Chart and figure data:
-*-

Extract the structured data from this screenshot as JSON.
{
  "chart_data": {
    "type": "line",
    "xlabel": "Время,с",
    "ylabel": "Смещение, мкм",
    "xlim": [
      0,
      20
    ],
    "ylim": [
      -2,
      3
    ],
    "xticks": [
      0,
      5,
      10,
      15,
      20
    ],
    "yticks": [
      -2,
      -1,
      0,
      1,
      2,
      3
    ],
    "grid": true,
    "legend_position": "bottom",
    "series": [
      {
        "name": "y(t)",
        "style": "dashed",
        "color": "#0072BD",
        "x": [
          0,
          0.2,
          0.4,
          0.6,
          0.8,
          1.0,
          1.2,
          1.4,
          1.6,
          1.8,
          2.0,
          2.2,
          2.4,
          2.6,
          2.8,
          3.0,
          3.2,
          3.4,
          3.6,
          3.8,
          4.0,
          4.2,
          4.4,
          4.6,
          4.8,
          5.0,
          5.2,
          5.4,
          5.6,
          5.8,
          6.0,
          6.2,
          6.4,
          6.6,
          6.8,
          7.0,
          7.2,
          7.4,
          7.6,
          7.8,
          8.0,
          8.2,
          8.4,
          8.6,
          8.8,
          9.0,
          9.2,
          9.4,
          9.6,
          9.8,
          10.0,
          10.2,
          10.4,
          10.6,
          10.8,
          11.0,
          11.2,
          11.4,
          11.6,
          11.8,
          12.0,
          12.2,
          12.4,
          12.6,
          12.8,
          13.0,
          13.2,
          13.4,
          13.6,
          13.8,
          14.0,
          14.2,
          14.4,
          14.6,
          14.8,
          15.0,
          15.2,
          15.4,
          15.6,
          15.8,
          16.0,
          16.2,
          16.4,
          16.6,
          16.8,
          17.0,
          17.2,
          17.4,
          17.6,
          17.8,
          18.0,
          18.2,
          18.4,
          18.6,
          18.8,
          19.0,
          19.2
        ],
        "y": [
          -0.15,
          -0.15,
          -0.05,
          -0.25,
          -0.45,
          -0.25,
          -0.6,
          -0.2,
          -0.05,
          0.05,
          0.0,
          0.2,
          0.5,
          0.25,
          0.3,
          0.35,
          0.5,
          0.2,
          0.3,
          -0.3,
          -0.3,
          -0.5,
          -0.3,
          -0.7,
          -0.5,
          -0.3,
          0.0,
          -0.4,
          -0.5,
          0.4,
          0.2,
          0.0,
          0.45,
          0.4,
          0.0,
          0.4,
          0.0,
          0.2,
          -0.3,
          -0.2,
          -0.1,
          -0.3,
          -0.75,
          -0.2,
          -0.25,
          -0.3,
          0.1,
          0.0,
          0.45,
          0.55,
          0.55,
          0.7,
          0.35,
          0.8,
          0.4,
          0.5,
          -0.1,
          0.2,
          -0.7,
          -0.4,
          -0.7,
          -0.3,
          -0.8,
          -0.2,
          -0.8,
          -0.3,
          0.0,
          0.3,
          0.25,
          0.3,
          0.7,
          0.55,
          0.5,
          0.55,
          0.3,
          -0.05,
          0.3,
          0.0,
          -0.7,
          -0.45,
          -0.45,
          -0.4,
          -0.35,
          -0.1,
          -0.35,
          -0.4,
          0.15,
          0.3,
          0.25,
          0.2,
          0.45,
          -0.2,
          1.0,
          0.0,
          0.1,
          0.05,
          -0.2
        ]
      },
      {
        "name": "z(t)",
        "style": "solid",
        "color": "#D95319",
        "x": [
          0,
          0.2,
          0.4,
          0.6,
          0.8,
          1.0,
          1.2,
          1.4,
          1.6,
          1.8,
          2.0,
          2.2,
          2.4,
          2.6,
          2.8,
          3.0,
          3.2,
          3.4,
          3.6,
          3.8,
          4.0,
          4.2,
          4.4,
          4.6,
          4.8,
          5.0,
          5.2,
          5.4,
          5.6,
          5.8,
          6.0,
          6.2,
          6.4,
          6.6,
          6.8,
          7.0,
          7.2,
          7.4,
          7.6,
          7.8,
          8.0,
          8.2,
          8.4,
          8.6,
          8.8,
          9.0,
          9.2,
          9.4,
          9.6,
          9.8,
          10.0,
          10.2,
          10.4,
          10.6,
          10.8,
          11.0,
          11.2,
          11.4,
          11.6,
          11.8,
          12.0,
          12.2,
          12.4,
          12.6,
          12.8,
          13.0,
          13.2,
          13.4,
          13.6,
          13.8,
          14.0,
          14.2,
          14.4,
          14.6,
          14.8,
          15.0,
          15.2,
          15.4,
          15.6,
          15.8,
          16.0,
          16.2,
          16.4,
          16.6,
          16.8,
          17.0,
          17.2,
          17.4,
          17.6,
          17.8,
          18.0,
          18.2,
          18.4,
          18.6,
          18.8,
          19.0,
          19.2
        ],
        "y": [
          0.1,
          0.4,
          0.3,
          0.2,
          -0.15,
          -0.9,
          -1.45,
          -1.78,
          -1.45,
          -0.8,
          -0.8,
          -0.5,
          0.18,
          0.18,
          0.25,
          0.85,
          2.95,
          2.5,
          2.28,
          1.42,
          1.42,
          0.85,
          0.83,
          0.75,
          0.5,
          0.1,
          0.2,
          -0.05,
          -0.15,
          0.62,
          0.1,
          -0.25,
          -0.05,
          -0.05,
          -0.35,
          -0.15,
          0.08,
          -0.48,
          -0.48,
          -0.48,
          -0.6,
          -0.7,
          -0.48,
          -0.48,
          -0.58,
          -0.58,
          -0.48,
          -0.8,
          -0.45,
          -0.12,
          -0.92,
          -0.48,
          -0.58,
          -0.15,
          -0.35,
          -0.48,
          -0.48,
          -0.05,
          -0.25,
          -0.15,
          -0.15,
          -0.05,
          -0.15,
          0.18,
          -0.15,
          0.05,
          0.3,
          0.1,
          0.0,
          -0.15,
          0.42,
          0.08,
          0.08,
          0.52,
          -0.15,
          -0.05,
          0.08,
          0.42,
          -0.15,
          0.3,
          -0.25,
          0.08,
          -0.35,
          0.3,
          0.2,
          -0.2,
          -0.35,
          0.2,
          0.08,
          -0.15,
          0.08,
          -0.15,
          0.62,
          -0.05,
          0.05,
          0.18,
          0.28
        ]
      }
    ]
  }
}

-*-

◆ Your objective: Write out all the entries exactly.

◆ Answer for the task:
Extract the structured data from this screenshot as JSON.
{
  "chart_data": {
    "type": "line",
    "xlabel": "Время,с",
    "ylabel": "Смещение, мкм",
    "xlim": [
      0,
      20
    ],
    "ylim": [
      -2,
      3
    ],
    "xticks": [
      0,
      5,
      10,
      15,
      20
    ],
    "yticks": [
      -2,
      -1,
      0,
      1,
      2,
      3
    ],
    "grid": true,
    "legend_position": "bottom",
    "series": [
      {
        "name": "y(t)",
        "style": "dashed",
        "color": "#0072BD",
        "x": [
          0,
          0.2,
          0.4,
          0.6,
          0.8,
          1.0,
          1.2,
          1.4,
          1.6,
          1.8,
          2.0,
          2.2,
          2.4,
          2.6,
          2.8,
          3.0,
          3.2,
          3.4,
          3.6,
          3.8,
          4.0,
          4.2,
          4.4,
          4.6,
          4.8,
          5.0,
          5.2,
          5.4,
          5.6,
          5.8,
          6.0,
          6.2,
          6.4,
          6.6,
          6.8,
          7.0,
          7.2,
          7.4,
          7.6,
          7.8,
          8.0,
          8.2,
          8.4,
          8.6,
          8.8,
          9.0,
          9.2,
          9.4,
          9.6,
          9.8,
          10.0,
          10.2,
          10.4,
          10.6,
          10.8,
          11.0,
          11.2,
          11.4,
          11.6,
          11.8,
          12.0,
          12.2,
          12.4,
          12.6,
          12.8,
          13.0,
          13.2,
          13.4,
          13.6,
          13.8,
          14.0,
          14.2,
          14.4,
          14.6,
          14.8,
          15.0,
          15.2,
          15.4,
          15.6,
          15.8,
          16.0,
          16.2,
          16.4,
          16.6,
          16.8,
          17.0,
          17.2,
          17.4,
          17.6,
          17.8,
          18.0,
          18.2,
          18.4,
          18.6,
          18.8,
          19.0,
          19.2
        ],
        "y": [
          -0.15,
          -0.15,
          -0.05,
          -0.25,
          -0.45,
          -0.25,
          -0.6,
          -0.2,
          -0.05,
          0.05,
          0.0,
          0.2,
          0.5,
          0.25,
          0.3,
          0.35,
          0.5,
          0.2,
          0.3,
          -0.3,
          -0.3,
          -0.5,
          -0.3,
          -0.7,
          -0.5,
          -0.3,
          0.0,
          -0.4,
          -0.5,
          0.4,
          0.2,
          0.0,
          0.45,
          0.4,
          0.0,
          0.4,
          0.0,
          0.2,
          -0.3,
          -0.2,
          -0.1,
          -0.3,
          -0.75,
          -0.2,
          -0.25,
          -0.3,
          0.1,
          0.0,
          0.45,
          0.55,
          0.55,
          0.7,
          0.35,
          0.8,
          0.4,
          0.5,
          -0.1,
          0.2,
          -0.7,
          -0.4,
          -0.7,
          -0.3,
          -0.8,
          -0.2,
          -0.8,
          -0.3,
          0.0,
          0.3,
          0.25,
          0.3,
          0.7,
          0.55,
          0.5,
          0.55,
          0.3,
          -0.05,
          0.3,
          0.0,
          -0.7,
          -0.45,
          -0.45,
          -0.4,
          -0.35,
          -0.1,
          -0.35,
          -0.4,
          0.15,
          0.3,
          0.25,
          0.2,
          0.45,
          -0.2,
          1.0,
          0.0,
          0.1,
          0.05,
          -0.2
        ]
      },
      {
        "name": "z(t)",
        "style": "solid",
        "color": "#D95319",
        "x": [
          0,
          0.2,
          0.4,
          0.6,
          0.8,
          1.0,
          1.2,
          1.4,
          1.6,
          1.8,
          2.0,
          2.2,
          2.4,
          2.6,
          2.8,
          3.0,
          3.2,
          3.4,
          3.6,
          3.8,
          4.0,
          4.2,
          4.4,
          4.6,
          4.8,
          5.0,
          5.2,
          5.4,
          5.6,
          5.8,
          6.0,
          6.2,
          6.4,
          6.6,
          6.8,
          7.0,
          7.2,
          7.4,
          7.6,
          7.8,
          8.0,
          8.2,
          8.4,
          8.6,
          8.8,
          9.0,
          9.2,
          9.4,
          9.6,
          9.8,
          10.0,
          10.2,
          10.4,
          10.6,
          10.8,
          11.0,
          11.2,
          11.4,
          11.6,
          11.8,
          12.0,
          12.2,
          12.4,
          12.6,
          12.8,
          13.0,
          13.2,
          13.4,
          13.6,
          13.8,
          14.0,
          14.2,
          14.4,
          14.6,
          14.8,
          15.0,
          15.2,
          15.4,
          15.6,
          15.8,
          16.0,
          16.2,
          16.4,
          16.6,
          16.8,
          17.0,
          17.2,
          17.4,
          17.6,
          17.8,
          18.0,
          18.2,
          18.4,
          18.6,
          18.8,
          19.0,
          19.2
        ],
        "y": [
          0.1,
          0.4,
          0.3,
          0.2,
          -0.15,
          -0.9,
          -1.45,
          -1.78,
          -1.45,
          -0.8,
          -0.8,
          -0.5,
          0.18,
          0.18,
          0.25,
          0.85,
          2.95,
          2.5,
          2.28,
          1.42,
          1.42,
          0.85,
          0.83,
          0.75,
          0.5,
          0.1,
          0.2,
          -0.05,
          -0.15,
          0.62,
          0.1,
          -0.25,
          -0.05,
          -0.05,
          -0.35,
          -0.15,
          0.08,
          -0.48,
          -0.48,
          -0.48,
          -0.6,
          -0.7,
          -0.48,
          -0.48,
          -0.58,
          -0.58,
          -0.48,
          -0.8,
          -0.45,
          -0.12,
          -0.92,
          -0.48,
          -0.58,
          -0.15,
          -0.35,
          -0.48,
          -0.48,
          -0.05,
          -0.25,
          -0.15,
          -0.15,
          -0.05,
          -0.15,
          0.18,
          -0.15,
          0.05,
          0.3,
          0.1,
          0.0,
          -0.15,
          0.42,
          0.08,
          0.08,
          0.52,
          -0.15,
          -0.05,
          0.08,
          0.42,
          -0.15,
          0.3,
          -0.25,
          0.08,
          -0.35,
          0.3,
          0.2,
          -0.2,
          -0.35,
          0.2,
          0.08,
          -0.15,
          0.08,
          -0.15,
          0.62,
          -0.05,
          0.05,
          0.18,
          0.28
        ]
      }
    ]
  }
}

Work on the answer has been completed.